-- Begin --
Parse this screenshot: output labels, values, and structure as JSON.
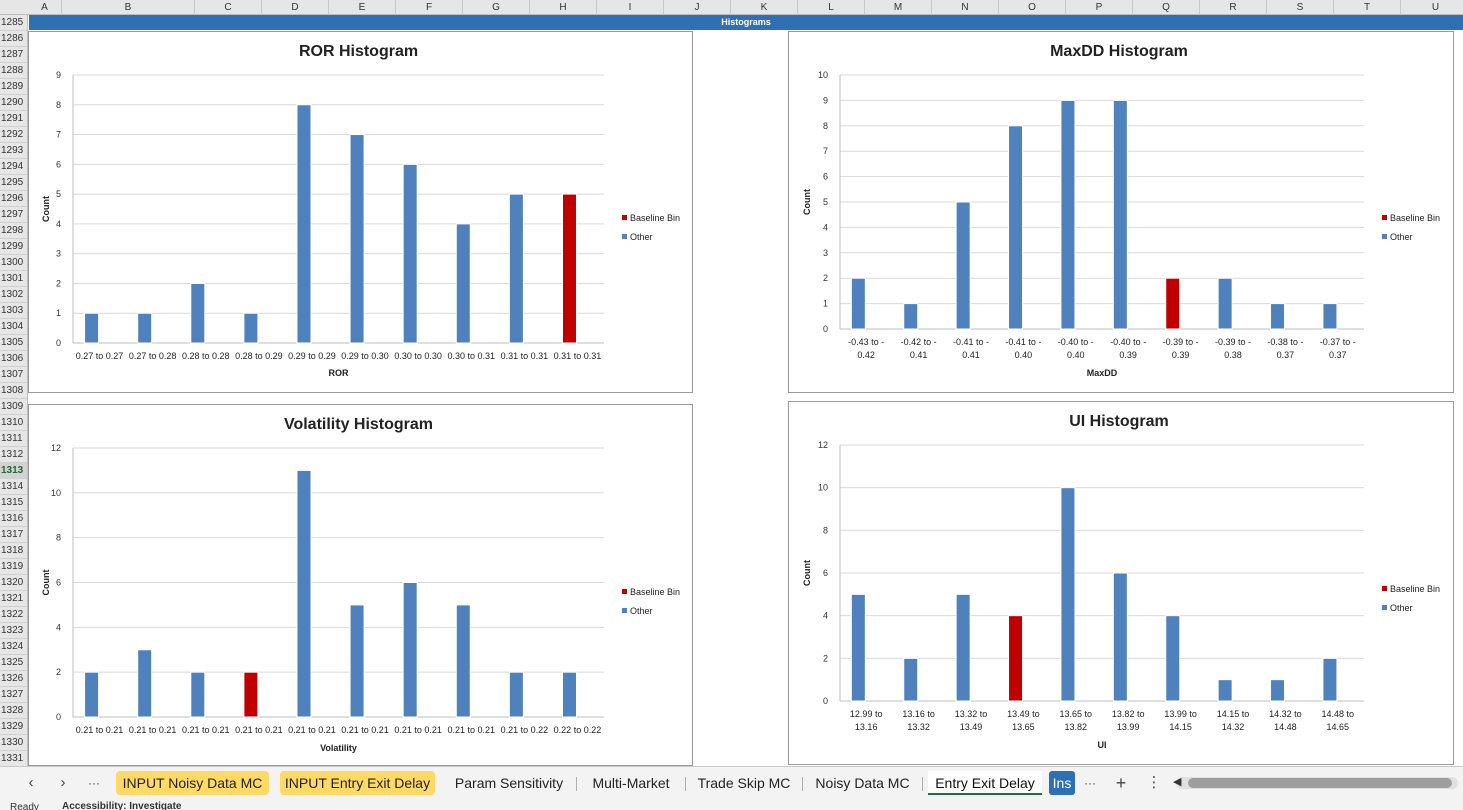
{
  "columns": [
    "A",
    "B",
    "C",
    "D",
    "E",
    "F",
    "G",
    "H",
    "I",
    "J",
    "K",
    "L",
    "M",
    "N",
    "O",
    "P",
    "Q",
    "R",
    "S",
    "T",
    "U"
  ],
  "rows": [
    "1285",
    "1286",
    "1287",
    "1288",
    "1289",
    "1290",
    "1291",
    "1292",
    "1293",
    "1294",
    "1295",
    "1296",
    "1297",
    "1298",
    "1299",
    "1300",
    "1301",
    "1302",
    "1303",
    "1304",
    "1305",
    "1306",
    "1307",
    "1308",
    "1309",
    "1310",
    "1311",
    "1312",
    "1313",
    "1314",
    "1315",
    "1316",
    "1317",
    "1318",
    "1319",
    "1320",
    "1321",
    "1322",
    "1323",
    "1324",
    "1325",
    "1326",
    "1327",
    "1328",
    "1329",
    "1330",
    "1331"
  ],
  "active_row": "1313",
  "band_title": "Histograms",
  "colors": {
    "baseline": "#c00000",
    "other": "#4f81bd",
    "grid": "#d9d9d9",
    "band": "#2f6fb3"
  },
  "chart_data": [
    {
      "id": "ror",
      "type": "bar",
      "title": "ROR Histogram",
      "xlabel": "ROR",
      "ylabel": "Count",
      "ylim": [
        0,
        9
      ],
      "yticks": [
        0,
        1,
        2,
        3,
        4,
        5,
        6,
        7,
        8,
        9
      ],
      "categories": [
        [
          "0.27 to 0.27"
        ],
        [
          "0.27 to 0.28"
        ],
        [
          "0.28 to 0.28"
        ],
        [
          "0.28 to 0.29"
        ],
        [
          "0.29 to 0.29"
        ],
        [
          "0.29 to 0.30"
        ],
        [
          "0.30 to 0.30"
        ],
        [
          "0.30 to 0.31"
        ],
        [
          "0.31 to 0.31"
        ],
        [
          "0.31 to 0.31"
        ]
      ],
      "series": [
        {
          "name": "Baseline Bin",
          "values": [
            0,
            0,
            0,
            0,
            0,
            0,
            0,
            0,
            0,
            5
          ]
        },
        {
          "name": "Other",
          "values": [
            1,
            1,
            2,
            1,
            8,
            7,
            6,
            4,
            5,
            0
          ]
        }
      ],
      "legend": [
        "Baseline Bin",
        "Other"
      ]
    },
    {
      "id": "maxdd",
      "type": "bar",
      "title": "MaxDD Histogram",
      "xlabel": "MaxDD",
      "ylabel": "Count",
      "ylim": [
        0,
        10
      ],
      "yticks": [
        0,
        1,
        2,
        3,
        4,
        5,
        6,
        7,
        8,
        9,
        10
      ],
      "categories": [
        [
          "-0.43 to -",
          "0.42"
        ],
        [
          "-0.42 to -",
          "0.41"
        ],
        [
          "-0.41 to -",
          "0.41"
        ],
        [
          "-0.41 to -",
          "0.40"
        ],
        [
          "-0.40 to -",
          "0.40"
        ],
        [
          "-0.40 to -",
          "0.39"
        ],
        [
          "-0.39 to -",
          "0.39"
        ],
        [
          "-0.39 to -",
          "0.38"
        ],
        [
          "-0.38 to -",
          "0.37"
        ],
        [
          "-0.37 to -",
          "0.37"
        ]
      ],
      "series": [
        {
          "name": "Baseline Bin",
          "values": [
            0,
            0,
            0,
            0,
            0,
            0,
            2,
            0,
            0,
            0
          ]
        },
        {
          "name": "Other",
          "values": [
            2,
            1,
            5,
            8,
            9,
            9,
            0,
            2,
            1,
            1
          ]
        }
      ],
      "legend": [
        "Baseline Bin",
        "Other"
      ]
    },
    {
      "id": "vol",
      "type": "bar",
      "title": "Volatility Histogram",
      "xlabel": "Volatility",
      "ylabel": "Count",
      "ylim": [
        0,
        12
      ],
      "yticks": [
        0,
        2,
        4,
        6,
        8,
        10,
        12
      ],
      "categories": [
        [
          "0.21 to 0.21"
        ],
        [
          "0.21 to 0.21"
        ],
        [
          "0.21 to 0.21"
        ],
        [
          "0.21 to 0.21"
        ],
        [
          "0.21 to 0.21"
        ],
        [
          "0.21 to 0.21"
        ],
        [
          "0.21 to 0.21"
        ],
        [
          "0.21 to 0.21"
        ],
        [
          "0.21 to 0.22"
        ],
        [
          "0.22 to 0.22"
        ]
      ],
      "series": [
        {
          "name": "Baseline Bin",
          "values": [
            0,
            0,
            0,
            2,
            0,
            0,
            0,
            0,
            0,
            0
          ]
        },
        {
          "name": "Other",
          "values": [
            2,
            3,
            2,
            0,
            11,
            5,
            6,
            5,
            2,
            2
          ]
        }
      ],
      "legend": [
        "Baseline Bin",
        "Other"
      ]
    },
    {
      "id": "ui",
      "type": "bar",
      "title": "UI Histogram",
      "xlabel": "UI",
      "ylabel": "Count",
      "ylim": [
        0,
        12
      ],
      "yticks": [
        0,
        2,
        4,
        6,
        8,
        10,
        12
      ],
      "categories": [
        [
          "12.99 to",
          "13.16"
        ],
        [
          "13.16 to",
          "13.32"
        ],
        [
          "13.32 to",
          "13.49"
        ],
        [
          "13.49 to",
          "13.65"
        ],
        [
          "13.65 to",
          "13.82"
        ],
        [
          "13.82 to",
          "13.99"
        ],
        [
          "13.99 to",
          "14.15"
        ],
        [
          "14.15 to",
          "14.32"
        ],
        [
          "14.32 to",
          "14.48"
        ],
        [
          "14.48 to",
          "14.65"
        ]
      ],
      "series": [
        {
          "name": "Baseline Bin",
          "values": [
            0,
            0,
            0,
            4,
            0,
            0,
            0,
            0,
            0,
            0
          ]
        },
        {
          "name": "Other",
          "values": [
            5,
            2,
            5,
            0,
            10,
            6,
            4,
            1,
            1,
            2
          ]
        }
      ],
      "legend": [
        "Baseline Bin",
        "Other"
      ]
    }
  ],
  "tabs": {
    "items": [
      {
        "label": "INPUT Noisy Data MC",
        "style": "yellow"
      },
      {
        "label": "INPUT Entry Exit Delay",
        "style": "yellow"
      },
      {
        "label": "Param Sensitivity",
        "style": "plain"
      },
      {
        "label": "Multi-Market",
        "style": "plain"
      },
      {
        "label": "Trade Skip MC",
        "style": "plain"
      },
      {
        "label": "Noisy Data MC",
        "style": "plain"
      },
      {
        "label": "Entry Exit Delay",
        "style": "active"
      },
      {
        "label": "Ins",
        "style": "blue"
      }
    ],
    "prev": "‹",
    "next": "›",
    "more_left": "···",
    "more_right": "···",
    "add": "+",
    "options": "⋮"
  },
  "status": {
    "ready": "Ready",
    "accessibility": "Accessibility: Investigate"
  }
}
-- End --
### [WORK REQUIRED]
Look through the entries and find each line that has the string "Volatility". Copy those lines.

### [ANSWER TO THE TASK]
      "title": "Volatility Histogram",
      "xlabel": "Volatility",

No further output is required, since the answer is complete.